= Written task 1 =
Filter the records and keep every line that contains the word "divider", copying each line unchanged.

= Text section =
%%

Is the Plaintiff a Community as defined in the Act?
 The definition of community at Section 1 of the Act is repeated here for convenience
“community means any group of persons whose rights in land are derived from shared rules determining access to land held in common by such group, and includes part of any such group. . .”
 In In re Kranspoort Community 2000 (2) SA 124 (LCC), at paragraph 34, Dodson J gave context to the definition:
“… it is clear that there must be a community in existence at the time of the claim. Moreover, it must be the same community or part of the same community which was deprived of rights in the relevant land … This seems to me to require that there must be, at the time of the claim,
(1) a sufficiently cohesive group of persons to show that there is still a community or a part of a community, taking into account the impact which the original removal of the community would have had;
(2) some element of commonality with the community as it was at the time of the dispossession to show that it is the same community or part of the same community that is claiming.” (Footnotes omitted.)
 The finding in Kranspoort supra was endorsed by the Constitutional Court in Department of Land Affairs and Others v Goedgelegen Tropical Fruits (Pty) Ltd 2007 (10) BCLR 1027 (CC), at paragraph 39, where Moseneke DCJ stated:
“In the case of In Re Kranspoort Community, Dodson J correctly construes s 2(1) (d) of the Restitution Act to require that there must be a community or part of a community that exists at the time the claim is lodged and that the community must have existed some time after 19 June 1913 and must have been victim to racial dispossession of rights in land.”
 Also in Goedgelegen, Moseneke DCJ at paragraphs 40 to 42 went on to give further context to the definition of community:
“There is no justification in seeking to limit the meaning of the word ‘community’ in s 2(1) (d) by inferring a requirement that the group concerned must show an accepted tribal identity and hierarchy… what must be kept in mind is that the legislation has set a low threshold as to what constitutes a ‘community’ or any ‘part of a community’. It does not set any pre–ordained qualities of the group of persons or any part of the group in order to qualify as a community …The threshold set by s 2(1) (d) is well met if the right or interest in land of the group is derived from shared rules determining access to land that is held in common.” (Footnotes omitted.)
 In similar vein, in considering what constituted a community, Cameron J in Salem Party Club and Others v Salem Community and Others 2018 (3) SA 1 (CC) , at paragraph 112, said:
“The landowners invoked this court’s statement in Goedgelegen that the ‘acid test remains’ whether a community ‘derived their possession and use of the land from common rules’. That is correct. It is what the statute requires, namely a group of persons whose rights in land are derived from shared rules determining access to land held in common by the group. Whether the ‘acid test’ is fulfilled is a question of fact.” (Footnotes omitted.)
At paragraph 113 Cameron J, still commenting on Goedgelegen, continued:
“There, dispossession occurred because common rules determining access to land were supplanted by labour-tenancy rules. These, this court said, did ‘not sit well with commonly held occupancy rights’. The court concluded that, when the dispossession in question occurred, ‘no rights in land remained vested in the labour-tenants as a community’.” (Footnotes omitted.)
 Thus it is settled law that for a community litigant to succeed in a restitution claim it must prove that it existed as a community after 19 June 1913, that it derived its possession and use of the land from common rules, and that it existed as the same community at the time that the claim was lodged. If at the time of dispossession, the possession and use of the land did not derive from common rules, but were supplanted by labour tenancy rules, the rights in land were not held by a community at the time of dispossession.

%%

= Written task 2 =
In the passage on what counts as a community, which court endorsed the finding in Kranspoort?

= Records shown =
%%

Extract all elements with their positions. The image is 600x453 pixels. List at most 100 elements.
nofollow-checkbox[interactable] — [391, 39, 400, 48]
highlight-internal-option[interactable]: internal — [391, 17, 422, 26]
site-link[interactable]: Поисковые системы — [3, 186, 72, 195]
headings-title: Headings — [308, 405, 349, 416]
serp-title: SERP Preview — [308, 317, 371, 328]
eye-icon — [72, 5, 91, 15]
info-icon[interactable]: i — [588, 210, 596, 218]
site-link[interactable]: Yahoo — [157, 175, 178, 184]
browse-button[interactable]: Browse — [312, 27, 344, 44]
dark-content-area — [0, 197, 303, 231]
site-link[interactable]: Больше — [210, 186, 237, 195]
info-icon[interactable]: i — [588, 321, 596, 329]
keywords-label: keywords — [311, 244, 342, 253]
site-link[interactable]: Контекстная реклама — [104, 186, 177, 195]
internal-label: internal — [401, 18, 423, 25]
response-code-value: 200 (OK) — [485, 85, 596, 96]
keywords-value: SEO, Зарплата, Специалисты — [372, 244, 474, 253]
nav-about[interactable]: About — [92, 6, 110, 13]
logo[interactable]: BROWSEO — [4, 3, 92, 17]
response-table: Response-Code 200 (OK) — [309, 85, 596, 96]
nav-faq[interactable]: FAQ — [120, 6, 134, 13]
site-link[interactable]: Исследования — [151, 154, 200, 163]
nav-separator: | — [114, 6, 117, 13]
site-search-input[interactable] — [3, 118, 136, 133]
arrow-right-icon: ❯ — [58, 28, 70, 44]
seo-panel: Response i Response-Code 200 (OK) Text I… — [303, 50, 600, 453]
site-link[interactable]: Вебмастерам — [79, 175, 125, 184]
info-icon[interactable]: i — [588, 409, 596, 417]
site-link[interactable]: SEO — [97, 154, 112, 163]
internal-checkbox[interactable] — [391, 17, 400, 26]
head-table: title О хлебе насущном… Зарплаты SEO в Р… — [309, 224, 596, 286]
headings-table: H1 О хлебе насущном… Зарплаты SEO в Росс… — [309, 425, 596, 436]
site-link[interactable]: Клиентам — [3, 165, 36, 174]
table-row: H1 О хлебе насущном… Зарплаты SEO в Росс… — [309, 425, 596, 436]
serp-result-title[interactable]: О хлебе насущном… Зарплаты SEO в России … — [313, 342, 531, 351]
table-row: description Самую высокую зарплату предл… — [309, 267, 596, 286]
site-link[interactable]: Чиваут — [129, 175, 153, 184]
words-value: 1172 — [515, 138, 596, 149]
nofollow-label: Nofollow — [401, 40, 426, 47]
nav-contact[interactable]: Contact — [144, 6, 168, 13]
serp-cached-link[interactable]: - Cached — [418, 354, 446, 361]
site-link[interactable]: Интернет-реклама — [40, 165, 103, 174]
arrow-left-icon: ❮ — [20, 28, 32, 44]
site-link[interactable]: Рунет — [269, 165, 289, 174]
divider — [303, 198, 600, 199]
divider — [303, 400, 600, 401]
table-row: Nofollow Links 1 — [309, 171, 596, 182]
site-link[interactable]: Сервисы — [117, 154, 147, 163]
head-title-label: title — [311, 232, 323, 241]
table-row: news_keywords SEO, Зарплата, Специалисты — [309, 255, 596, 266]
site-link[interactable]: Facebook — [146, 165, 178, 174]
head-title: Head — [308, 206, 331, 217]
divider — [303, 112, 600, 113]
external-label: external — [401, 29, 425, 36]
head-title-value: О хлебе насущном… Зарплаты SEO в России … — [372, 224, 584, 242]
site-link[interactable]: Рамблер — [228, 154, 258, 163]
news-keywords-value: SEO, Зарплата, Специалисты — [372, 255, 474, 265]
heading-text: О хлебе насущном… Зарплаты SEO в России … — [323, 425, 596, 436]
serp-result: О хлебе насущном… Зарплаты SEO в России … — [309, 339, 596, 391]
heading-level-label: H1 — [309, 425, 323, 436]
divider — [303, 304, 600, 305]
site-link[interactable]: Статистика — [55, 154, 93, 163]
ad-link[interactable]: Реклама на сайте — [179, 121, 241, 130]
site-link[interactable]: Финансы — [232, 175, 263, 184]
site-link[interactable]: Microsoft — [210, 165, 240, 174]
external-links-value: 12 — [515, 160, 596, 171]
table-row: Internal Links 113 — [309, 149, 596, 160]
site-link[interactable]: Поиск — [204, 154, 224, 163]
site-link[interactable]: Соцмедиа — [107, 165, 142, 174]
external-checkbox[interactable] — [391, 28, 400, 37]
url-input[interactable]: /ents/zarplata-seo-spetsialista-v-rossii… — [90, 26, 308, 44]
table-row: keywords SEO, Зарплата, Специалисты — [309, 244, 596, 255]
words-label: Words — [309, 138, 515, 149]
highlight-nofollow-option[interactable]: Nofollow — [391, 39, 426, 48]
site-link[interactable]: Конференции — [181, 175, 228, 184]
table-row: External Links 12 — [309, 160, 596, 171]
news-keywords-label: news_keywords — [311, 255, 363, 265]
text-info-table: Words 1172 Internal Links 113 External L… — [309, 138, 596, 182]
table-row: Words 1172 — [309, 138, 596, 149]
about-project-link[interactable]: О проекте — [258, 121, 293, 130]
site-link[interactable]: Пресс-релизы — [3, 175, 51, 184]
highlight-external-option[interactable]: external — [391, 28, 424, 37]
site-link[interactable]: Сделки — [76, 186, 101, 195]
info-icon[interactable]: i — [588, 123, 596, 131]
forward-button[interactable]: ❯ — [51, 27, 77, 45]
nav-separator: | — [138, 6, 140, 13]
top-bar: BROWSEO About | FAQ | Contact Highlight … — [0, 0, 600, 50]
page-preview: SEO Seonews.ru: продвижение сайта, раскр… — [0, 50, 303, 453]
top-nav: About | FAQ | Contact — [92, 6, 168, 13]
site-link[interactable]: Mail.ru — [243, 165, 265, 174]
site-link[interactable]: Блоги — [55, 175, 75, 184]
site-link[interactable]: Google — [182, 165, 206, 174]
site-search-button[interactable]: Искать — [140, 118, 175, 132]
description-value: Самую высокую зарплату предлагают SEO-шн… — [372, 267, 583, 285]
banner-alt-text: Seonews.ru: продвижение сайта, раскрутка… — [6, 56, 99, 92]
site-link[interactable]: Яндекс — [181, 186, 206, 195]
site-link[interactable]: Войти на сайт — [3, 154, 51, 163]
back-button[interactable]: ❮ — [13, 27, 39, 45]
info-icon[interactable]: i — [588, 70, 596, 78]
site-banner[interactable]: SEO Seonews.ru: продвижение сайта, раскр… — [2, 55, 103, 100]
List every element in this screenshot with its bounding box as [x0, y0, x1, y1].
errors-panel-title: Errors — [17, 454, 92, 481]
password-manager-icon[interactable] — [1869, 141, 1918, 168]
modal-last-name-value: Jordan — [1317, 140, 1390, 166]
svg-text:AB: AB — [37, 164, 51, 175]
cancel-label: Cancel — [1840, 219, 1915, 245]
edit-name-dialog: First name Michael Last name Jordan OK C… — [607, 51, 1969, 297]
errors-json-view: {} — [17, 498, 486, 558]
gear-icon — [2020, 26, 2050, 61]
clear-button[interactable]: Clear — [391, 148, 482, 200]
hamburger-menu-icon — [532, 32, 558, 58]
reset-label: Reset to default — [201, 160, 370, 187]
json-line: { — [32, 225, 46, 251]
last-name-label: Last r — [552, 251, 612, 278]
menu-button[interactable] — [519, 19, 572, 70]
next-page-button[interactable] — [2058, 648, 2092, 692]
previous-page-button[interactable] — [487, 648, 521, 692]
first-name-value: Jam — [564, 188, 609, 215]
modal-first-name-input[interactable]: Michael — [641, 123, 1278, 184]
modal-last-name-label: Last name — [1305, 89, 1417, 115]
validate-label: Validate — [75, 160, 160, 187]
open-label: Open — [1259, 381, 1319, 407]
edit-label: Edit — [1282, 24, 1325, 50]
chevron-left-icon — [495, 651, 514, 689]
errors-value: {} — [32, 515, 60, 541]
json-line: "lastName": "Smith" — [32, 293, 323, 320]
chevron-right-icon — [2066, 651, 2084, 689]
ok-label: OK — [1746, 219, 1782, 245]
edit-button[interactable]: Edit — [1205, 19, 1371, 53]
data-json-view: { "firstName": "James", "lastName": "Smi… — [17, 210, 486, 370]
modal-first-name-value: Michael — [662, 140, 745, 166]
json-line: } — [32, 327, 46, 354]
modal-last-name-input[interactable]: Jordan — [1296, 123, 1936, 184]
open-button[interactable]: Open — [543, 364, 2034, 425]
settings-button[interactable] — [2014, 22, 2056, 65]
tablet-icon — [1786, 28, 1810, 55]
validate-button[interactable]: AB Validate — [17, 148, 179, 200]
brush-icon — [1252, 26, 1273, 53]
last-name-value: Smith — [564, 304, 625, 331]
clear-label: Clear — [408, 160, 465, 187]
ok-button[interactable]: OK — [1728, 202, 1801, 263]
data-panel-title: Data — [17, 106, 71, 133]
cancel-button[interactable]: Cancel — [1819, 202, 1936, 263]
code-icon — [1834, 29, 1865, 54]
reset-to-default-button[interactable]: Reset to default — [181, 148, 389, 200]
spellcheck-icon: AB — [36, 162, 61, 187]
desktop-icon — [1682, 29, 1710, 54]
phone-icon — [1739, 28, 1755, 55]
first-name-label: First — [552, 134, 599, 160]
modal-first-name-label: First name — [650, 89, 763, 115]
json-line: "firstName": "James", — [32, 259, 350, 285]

%%

= Correct output 1 =
divider — [303, 198, 600, 199]
divider — [303, 400, 600, 401]
divider — [303, 112, 600, 113]
divider — [303, 304, 600, 305]

= Correct output 2 =
The Constitutional Court